● **Data for this exercise**

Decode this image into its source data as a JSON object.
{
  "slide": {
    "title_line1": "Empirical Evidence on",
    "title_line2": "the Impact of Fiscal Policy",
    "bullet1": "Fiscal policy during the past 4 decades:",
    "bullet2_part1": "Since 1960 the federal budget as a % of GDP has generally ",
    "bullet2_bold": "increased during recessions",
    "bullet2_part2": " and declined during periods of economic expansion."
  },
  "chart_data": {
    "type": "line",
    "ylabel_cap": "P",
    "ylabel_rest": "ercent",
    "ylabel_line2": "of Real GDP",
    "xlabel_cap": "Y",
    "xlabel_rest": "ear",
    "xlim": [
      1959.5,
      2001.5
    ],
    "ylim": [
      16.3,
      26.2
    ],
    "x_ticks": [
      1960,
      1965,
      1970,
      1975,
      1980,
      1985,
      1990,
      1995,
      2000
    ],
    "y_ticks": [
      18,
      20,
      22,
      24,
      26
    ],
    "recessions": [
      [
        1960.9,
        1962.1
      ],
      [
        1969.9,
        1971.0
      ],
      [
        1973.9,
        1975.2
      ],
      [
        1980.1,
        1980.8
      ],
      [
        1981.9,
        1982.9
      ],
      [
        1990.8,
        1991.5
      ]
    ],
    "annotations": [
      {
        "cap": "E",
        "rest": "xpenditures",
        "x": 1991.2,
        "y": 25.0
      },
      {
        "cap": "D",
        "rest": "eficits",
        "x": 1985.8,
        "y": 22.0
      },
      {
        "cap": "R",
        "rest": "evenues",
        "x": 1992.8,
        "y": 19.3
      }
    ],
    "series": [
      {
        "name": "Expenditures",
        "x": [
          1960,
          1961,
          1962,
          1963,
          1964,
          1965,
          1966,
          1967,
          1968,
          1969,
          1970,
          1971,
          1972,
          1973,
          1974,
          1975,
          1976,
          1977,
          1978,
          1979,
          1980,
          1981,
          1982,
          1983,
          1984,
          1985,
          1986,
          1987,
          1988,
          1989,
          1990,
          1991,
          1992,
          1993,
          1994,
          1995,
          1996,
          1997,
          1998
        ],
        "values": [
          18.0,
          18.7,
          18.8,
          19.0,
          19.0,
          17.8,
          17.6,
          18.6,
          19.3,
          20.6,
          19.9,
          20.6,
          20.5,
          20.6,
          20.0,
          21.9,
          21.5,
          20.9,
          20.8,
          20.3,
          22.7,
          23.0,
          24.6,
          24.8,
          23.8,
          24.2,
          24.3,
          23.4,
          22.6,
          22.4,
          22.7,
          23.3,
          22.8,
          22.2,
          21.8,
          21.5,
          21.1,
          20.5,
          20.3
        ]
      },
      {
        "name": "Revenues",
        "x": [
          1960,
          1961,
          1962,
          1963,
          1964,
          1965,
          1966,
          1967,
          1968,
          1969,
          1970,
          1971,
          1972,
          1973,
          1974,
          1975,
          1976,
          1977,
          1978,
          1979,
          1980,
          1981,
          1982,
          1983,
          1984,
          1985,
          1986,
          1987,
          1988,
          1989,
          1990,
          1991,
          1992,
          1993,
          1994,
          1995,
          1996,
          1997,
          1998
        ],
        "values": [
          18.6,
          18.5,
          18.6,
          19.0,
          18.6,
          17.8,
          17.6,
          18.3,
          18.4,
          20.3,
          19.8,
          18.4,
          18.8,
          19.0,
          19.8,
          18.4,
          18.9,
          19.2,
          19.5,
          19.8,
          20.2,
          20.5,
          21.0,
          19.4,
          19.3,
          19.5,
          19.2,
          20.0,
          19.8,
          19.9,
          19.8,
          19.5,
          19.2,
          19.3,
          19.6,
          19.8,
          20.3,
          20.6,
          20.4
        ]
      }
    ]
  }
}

● **Aim of the task**
Where a line holds the string "Fiscal", copy that line.

● **Answer**
    "title_line2": "the Impact of Fiscal Policy",
    "bullet1": "Fiscal policy during the past 4 decades:",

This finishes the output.